• _GOAL OF THE EXERCISE_
Transcribe the records that follow in their entirety, omitting any pictures.

* Start EXTRACTED ENTRIES *

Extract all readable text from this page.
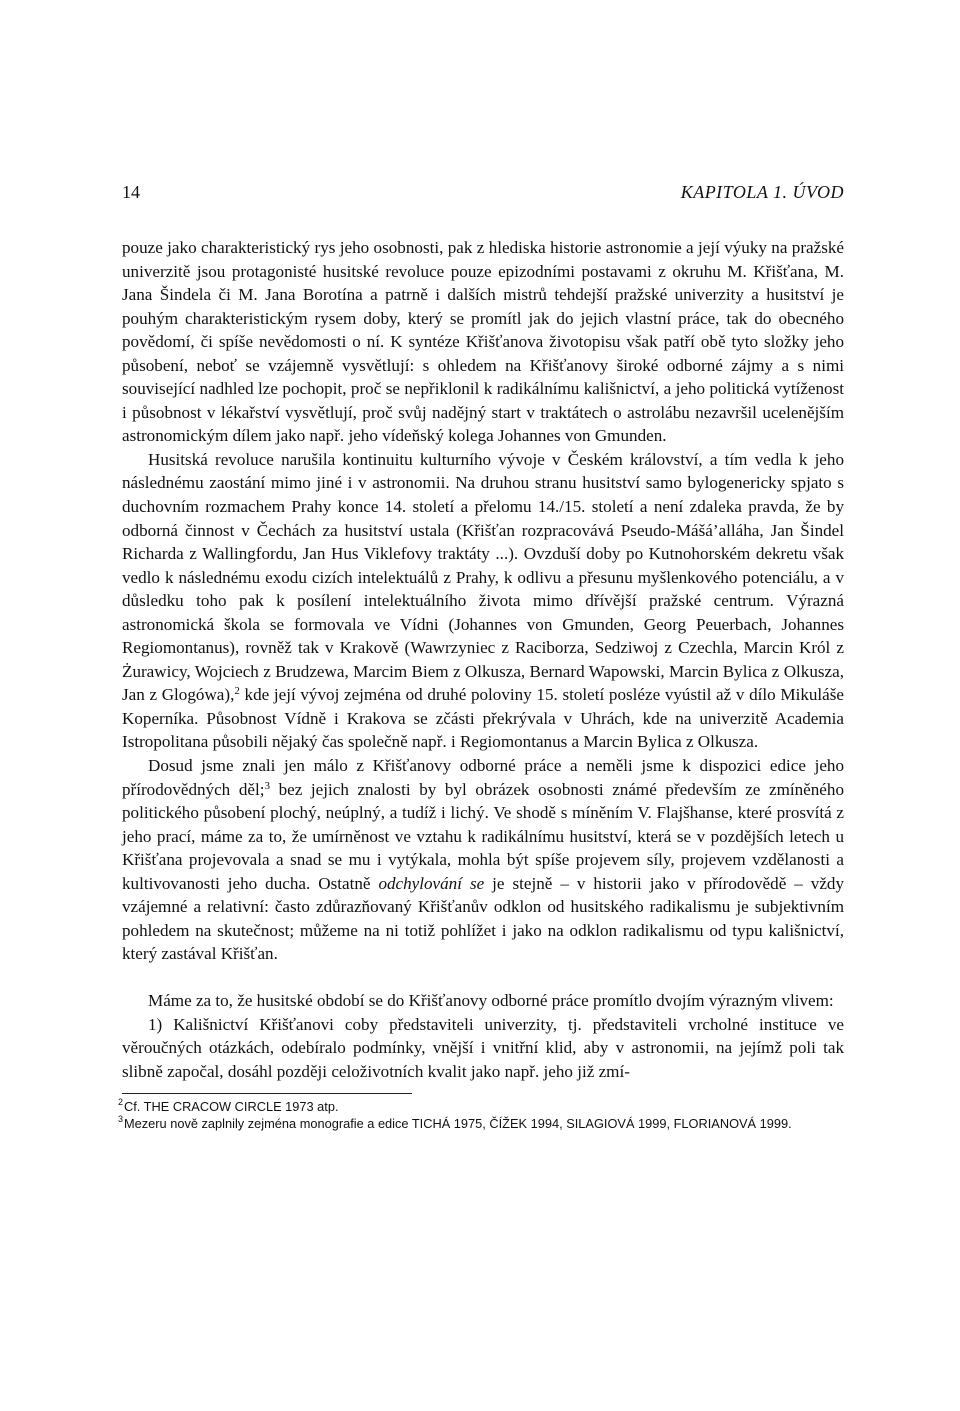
14	KAPITOLA 1. ÚVOD

pouze jako charakteristický rys jeho osobnosti, pak z hlediska historie astronomie a její výuky na pražské univerzitě jsou protagonisté husitské revoluce pouze epizodními postavami z okruhu M. Křišťana, M. Jana Šindela či M. Jana Borotína a patrně i dalších mistrů tehdejší pražské univerzity a husitství je pouhým charakteristickým rysem doby, který se promítl jak do jejich vlastní práce, tak do obecného povědomí, či spíše nevědomosti o ní. K syntéze Křišťanova životopisu však patří obě tyto složky jeho působení, neboť se vzájemně vysvětlují: s ohledem na Křišťanovy široké odborné zájmy a s nimi související nadhled lze pochopit, proč se nepřiklonil k radikálnímu kališnictví, a jeho politická vytíženost i působnost v lékařství vysvětlují, proč svůj nadějný start v traktátech o astrolábu nezavršil ucelenějším astronomickým dílem jako např. jeho vídeňský kolega Johannes von Gmunden.

Husitská revoluce narušila kontinuitu kulturního vývoje v Českém království, a tím vedla k jeho následnému zaostání mimo jiné i v astronomii. Na druhou stranu husitství samo bylogenericky spjato s duchovním rozmachem Prahy konce 14. století a přelomu 14./15. století a není zdaleka pravda, že by odborná činnost v Čechách za husitství ustala (Křišťan rozpracovává Pseudo-Mášá’alláha, Jan Šindel Richarda z Wallingfordu, Jan Hus Viklefovy traktáty ...). Ovzduší doby po Kutnohorském dekretu však vedlo k následnému exodu cizích intelektuálů z Prahy, k odlivu a přesunu myšlenkového potenciálu, a v důsledku toho pak k posílení intelektuálního života mimo dřívější pražské centrum. Výrazná astronomická škola se formovala ve Vídni (Johannes von Gmunden, Georg Peuerbach, Johannes Regiomontanus), rovněž tak v Krakově (Wawrzyniec z Raciborza, Sedziwoj z Czechla, Marcin Król z Żurawicy, Wojciech z Brudzewa, Marcim Biem z Olkusza, Bernard Wapowski, Marcin Bylica z Olkusza, Jan z Glogówa),$^2$ kde její vývoj zejména od druhé poloviny 15. století posléze vyústil až v dílo Mikuláše Koperníka. Působnost Vídně i Krakova se zčásti překrývala v Uhrách, kde na univerzitě Academia Istropolitana působili nějaký čas společně např. i Regiomontanus a Marcin Bylica z Olkusza.

Dosud jsme znali jen málo z Křišťanovy odborné práce a neměli jsme k dispozici edice jeho přírodovědných děl;$^3$ bez jejich znalosti by byl obrázek osobnosti známé především ze zmíněného politického působení plochý, neúplný, a tudíž i lichý. Ve shodě s míněním V. Flajšhanse, které prosvítá z jeho prací, máme za to, že umírněnost ve vztahu k radikálnímu husitství, která se v pozdějších letech u Křišťana projevovala a snad se mu i vytýkala, mohla být spíše projevem síly, projevem vzdělanosti a kultivovanosti jeho ducha. Ostatně odchylování se je stejně – v historii jako v přírodovědě – vždy vzájemné a relativní: často zdůrazňovaný Křišťanův odklon od husitského radikalismu je subjektivním pohledem na skutečnost; můžeme na ni totiž pohlížet i jako na odklon radikalismu od typu kališnictví, který zastával Křišťan.

Máme za to, že husitské období se do Křišťanovy odborné práce promítlo dvojím výrazným vlivem:

1) Kališnictví Křišťanovi coby představiteli univerzity, tj. představiteli vrcholné instituce ve věroučných otázkách, odebíralo podmínky, vnější i vnitřní klid, aby v astronomii, na jejímž poli tak slibně započal, dosáhl později celoživotních kvalit jako např. jeho již zmí-

2 Cf. THE CRACOW CIRCLE 1973 atp.

3 Mezeru nově zaplnily zejména monografie a edice TICHÁ 1975, ČÍŽEK 1994, SILAGIOVÁ 1999, FLORIANOVÁ 1999.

* End EXTRACTED ENTRIES *

• _TASK RESULT_
Extract all readable text from this page.
14	KAPITOLA 1. ÚVOD

pouze jako charakteristický rys jeho osobnosti, pak z hlediska historie astronomie a její výuky na pražské univerzitě jsou protagonisté husitské revoluce pouze epizodními postavami z okruhu M. Křišťana, M. Jana Šindela či M. Jana Borotína a patrně i dalších mistrů tehdejší pražské univerzity a husitství je pouhým charakteristickým rysem doby, který se promítl jak do jejich vlastní práce, tak do obecného povědomí, či spíše nevědomosti o ní. K syntéze Křišťanova životopisu však patří obě tyto složky jeho působení, neboť se vzájemně vysvětlují: s ohledem na Křišťanovy široké odborné zájmy a s nimi související nadhled lze pochopit, proč se nepřiklonil k radikálnímu kališnictví, a jeho politická vytíženost i působnost v lékařství vysvětlují, proč svůj nadějný start v traktátech o astrolábu nezavršil ucelenějším astronomickým dílem jako např. jeho vídeňský kolega Johannes von Gmunden.

Husitská revoluce narušila kontinuitu kulturního vývoje v Českém království, a tím vedla k jeho následnému zaostání mimo jiné i v astronomii. Na druhou stranu husitství samo bylogenericky spjato s duchovním rozmachem Prahy konce 14. století a přelomu 14./15. století a není zdaleka pravda, že by odborná činnost v Čechách za husitství ustala (Křišťan rozpracovává Pseudo-Mášá’alláha, Jan Šindel Richarda z Wallingfordu, Jan Hus Viklefovy traktáty ...). Ovzduší doby po Kutnohorském dekretu však vedlo k následnému exodu cizích intelektuálů z Prahy, k odlivu a přesunu myšlenkového potenciálu, a v důsledku toho pak k posílení intelektuálního života mimo dřívější pražské centrum. Výrazná astronomická škola se formovala ve Vídni (Johannes von Gmunden, Georg Peuerbach, Johannes Regiomontanus), rovněž tak v Krakově (Wawrzyniec z Raciborza, Sedziwoj z Czechla, Marcin Król z Żurawicy, Wojciech z Brudzewa, Marcim Biem z Olkusza, Bernard Wapowski, Marcin Bylica z Olkusza, Jan z Glogówa),$^2$ kde její vývoj zejména od druhé poloviny 15. století posléze vyústil až v dílo Mikuláše Koperníka. Působnost Vídně i Krakova se zčásti překrývala v Uhrách, kde na univerzitě Academia Istropolitana působili nějaký čas společně např. i Regiomontanus a Marcin Bylica z Olkusza.

Dosud jsme znali jen málo z Křišťanovy odborné práce a neměli jsme k dispozici edice jeho přírodovědných děl;$^3$ bez jejich znalosti by byl obrázek osobnosti známé především ze zmíněného politického působení plochý, neúplný, a tudíž i lichý. Ve shodě s míněním V. Flajšhanse, které prosvítá z jeho prací, máme za to, že umírněnost ve vztahu k radikálnímu husitství, která se v pozdějších letech u Křišťana projevovala a snad se mu i vytýkala, mohla být spíše projevem síly, projevem vzdělanosti a kultivovanosti jeho ducha. Ostatně odchylování se je stejně – v historii jako v přírodovědě – vždy vzájemné a relativní: často zdůrazňovaný Křišťanův odklon od husitského radikalismu je subjektivním pohledem na skutečnost; můžeme na ni totiž pohlížet i jako na odklon radikalismu od typu kališnictví, který zastával Křišťan.

Máme za to, že husitské období se do Křišťanovy odborné práce promítlo dvojím výrazným vlivem:

1) Kališnictví Křišťanovi coby představiteli univerzity, tj. představiteli vrcholné instituce ve věroučných otázkách, odebíralo podmínky, vnější i vnitřní klid, aby v astronomii, na jejímž poli tak slibně započal, dosáhl později celoživotních kvalit jako např. jeho již zmí-

2 Cf. THE CRACOW CIRCLE 1973 atp.

3 Mezeru nově zaplnily zejména monografie a edice TICHÁ 1975, ČÍŽEK 1994, SILAGIOVÁ 1999, FLORIANOVÁ 1999.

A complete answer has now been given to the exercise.